**Required work:** Go through the data below and copy each line that includes "published".

________

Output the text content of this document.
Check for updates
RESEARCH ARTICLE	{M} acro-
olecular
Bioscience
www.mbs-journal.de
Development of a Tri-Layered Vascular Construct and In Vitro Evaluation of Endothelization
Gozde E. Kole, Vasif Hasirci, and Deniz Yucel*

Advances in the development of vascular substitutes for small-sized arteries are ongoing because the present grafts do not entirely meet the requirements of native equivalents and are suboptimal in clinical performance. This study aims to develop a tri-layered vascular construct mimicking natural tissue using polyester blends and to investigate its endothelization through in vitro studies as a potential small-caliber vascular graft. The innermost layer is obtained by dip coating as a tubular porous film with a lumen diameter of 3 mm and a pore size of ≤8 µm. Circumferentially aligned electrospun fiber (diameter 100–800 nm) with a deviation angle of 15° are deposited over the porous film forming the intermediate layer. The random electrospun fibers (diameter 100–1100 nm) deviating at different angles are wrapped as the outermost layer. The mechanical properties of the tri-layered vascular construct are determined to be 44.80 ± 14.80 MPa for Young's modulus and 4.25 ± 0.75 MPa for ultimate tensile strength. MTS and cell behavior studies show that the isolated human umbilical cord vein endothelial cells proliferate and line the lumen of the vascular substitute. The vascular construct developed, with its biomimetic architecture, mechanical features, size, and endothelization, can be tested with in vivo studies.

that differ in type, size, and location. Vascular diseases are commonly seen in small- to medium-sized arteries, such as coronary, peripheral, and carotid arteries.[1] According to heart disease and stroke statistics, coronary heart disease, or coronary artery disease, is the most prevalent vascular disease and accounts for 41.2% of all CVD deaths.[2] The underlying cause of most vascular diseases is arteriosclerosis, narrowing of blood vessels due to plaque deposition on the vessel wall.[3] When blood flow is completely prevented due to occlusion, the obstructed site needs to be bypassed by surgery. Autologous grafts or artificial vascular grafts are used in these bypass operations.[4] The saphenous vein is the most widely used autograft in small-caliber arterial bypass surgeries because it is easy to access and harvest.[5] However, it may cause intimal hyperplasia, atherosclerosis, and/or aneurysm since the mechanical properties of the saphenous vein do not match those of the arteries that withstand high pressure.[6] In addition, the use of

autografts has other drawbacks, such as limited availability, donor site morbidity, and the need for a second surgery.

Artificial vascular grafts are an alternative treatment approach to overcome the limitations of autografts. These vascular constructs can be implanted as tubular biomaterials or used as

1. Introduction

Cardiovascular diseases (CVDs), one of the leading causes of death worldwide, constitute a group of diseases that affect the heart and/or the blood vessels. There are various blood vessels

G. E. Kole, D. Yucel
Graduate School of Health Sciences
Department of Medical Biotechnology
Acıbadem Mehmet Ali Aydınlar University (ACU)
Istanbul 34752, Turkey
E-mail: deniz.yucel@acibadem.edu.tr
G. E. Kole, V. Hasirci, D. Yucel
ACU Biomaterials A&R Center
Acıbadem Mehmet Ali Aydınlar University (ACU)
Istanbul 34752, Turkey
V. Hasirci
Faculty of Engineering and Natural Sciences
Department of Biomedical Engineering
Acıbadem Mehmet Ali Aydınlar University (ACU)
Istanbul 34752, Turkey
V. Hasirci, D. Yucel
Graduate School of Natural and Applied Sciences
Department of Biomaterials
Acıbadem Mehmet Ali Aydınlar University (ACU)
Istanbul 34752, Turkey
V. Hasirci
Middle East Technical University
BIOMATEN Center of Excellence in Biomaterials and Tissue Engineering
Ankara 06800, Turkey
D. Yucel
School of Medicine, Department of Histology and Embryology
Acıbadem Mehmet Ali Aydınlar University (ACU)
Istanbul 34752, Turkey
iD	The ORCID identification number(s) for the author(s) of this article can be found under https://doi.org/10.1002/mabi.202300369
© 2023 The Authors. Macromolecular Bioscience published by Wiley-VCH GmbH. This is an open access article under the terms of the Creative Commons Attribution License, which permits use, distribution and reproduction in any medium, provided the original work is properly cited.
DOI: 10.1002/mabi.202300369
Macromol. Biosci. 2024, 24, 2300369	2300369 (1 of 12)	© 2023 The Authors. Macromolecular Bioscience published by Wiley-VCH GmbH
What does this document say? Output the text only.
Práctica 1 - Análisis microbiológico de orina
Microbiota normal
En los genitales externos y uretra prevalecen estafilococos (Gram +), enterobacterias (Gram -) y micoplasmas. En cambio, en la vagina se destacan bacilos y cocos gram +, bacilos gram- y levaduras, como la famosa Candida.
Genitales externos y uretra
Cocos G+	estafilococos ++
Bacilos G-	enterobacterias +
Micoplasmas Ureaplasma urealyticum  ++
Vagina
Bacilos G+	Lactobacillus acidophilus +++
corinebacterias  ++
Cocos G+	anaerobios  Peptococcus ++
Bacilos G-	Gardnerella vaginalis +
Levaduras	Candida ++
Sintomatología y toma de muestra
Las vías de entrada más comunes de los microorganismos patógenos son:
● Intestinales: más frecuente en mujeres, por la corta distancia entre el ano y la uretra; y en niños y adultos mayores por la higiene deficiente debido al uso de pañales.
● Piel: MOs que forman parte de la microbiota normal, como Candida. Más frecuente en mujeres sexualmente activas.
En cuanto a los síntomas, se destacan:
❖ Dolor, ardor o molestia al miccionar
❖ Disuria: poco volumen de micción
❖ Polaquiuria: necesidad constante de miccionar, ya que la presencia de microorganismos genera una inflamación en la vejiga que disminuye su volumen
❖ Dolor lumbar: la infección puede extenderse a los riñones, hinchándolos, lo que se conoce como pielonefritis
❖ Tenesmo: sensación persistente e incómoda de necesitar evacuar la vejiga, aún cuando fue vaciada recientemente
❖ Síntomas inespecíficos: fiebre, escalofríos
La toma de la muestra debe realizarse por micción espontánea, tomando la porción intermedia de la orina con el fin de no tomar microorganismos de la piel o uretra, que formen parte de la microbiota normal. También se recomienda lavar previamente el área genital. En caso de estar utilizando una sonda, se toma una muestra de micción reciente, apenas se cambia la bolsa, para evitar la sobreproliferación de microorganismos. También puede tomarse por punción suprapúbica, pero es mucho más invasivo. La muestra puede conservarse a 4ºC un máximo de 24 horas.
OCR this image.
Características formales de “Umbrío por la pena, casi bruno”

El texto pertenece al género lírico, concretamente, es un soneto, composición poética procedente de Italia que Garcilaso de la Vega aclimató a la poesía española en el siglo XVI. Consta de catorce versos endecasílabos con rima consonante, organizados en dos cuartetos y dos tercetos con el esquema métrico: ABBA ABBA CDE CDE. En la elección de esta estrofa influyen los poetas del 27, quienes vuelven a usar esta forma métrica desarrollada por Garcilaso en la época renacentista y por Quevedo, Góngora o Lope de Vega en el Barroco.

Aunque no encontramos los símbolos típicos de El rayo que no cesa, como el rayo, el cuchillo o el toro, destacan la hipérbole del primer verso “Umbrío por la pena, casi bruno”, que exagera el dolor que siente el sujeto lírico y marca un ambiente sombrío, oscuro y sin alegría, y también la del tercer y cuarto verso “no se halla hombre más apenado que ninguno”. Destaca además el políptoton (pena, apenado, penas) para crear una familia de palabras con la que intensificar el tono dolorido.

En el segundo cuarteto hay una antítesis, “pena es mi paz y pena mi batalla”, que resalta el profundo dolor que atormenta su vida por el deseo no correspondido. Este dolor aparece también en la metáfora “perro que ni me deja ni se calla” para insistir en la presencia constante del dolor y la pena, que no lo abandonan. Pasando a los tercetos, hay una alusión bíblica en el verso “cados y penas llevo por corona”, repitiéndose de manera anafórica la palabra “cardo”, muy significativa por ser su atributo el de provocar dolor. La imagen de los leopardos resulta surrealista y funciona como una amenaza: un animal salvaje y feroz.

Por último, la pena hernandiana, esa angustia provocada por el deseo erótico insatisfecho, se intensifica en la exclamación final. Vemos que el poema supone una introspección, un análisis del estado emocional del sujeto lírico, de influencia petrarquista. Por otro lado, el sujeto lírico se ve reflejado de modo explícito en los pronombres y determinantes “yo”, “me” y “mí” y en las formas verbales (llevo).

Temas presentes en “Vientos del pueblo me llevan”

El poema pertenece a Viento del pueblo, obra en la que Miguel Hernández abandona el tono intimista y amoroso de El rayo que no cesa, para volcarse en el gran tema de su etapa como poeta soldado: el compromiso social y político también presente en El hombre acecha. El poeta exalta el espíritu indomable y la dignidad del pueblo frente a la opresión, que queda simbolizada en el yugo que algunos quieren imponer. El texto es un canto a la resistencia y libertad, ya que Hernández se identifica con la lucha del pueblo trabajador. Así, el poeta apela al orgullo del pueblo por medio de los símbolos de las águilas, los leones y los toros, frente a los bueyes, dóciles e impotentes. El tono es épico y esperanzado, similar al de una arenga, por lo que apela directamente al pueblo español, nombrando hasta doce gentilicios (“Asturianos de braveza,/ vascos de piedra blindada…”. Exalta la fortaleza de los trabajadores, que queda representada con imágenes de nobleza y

________

**Written response:**
© 2023 The Authors. Macromolecular Bioscience published by Wiley-VCH GmbH. This is an open access article under the terms of the Creative Commons Attribution License, which permits use, distribution and reproduction in any medium, provided the original work is properly cited.
Macromol. Biosci. 2024, 24, 2300369	2300369 (1 of 12)	© 2023 The Authors. Macromolecular Bioscience published by Wiley-VCH GmbH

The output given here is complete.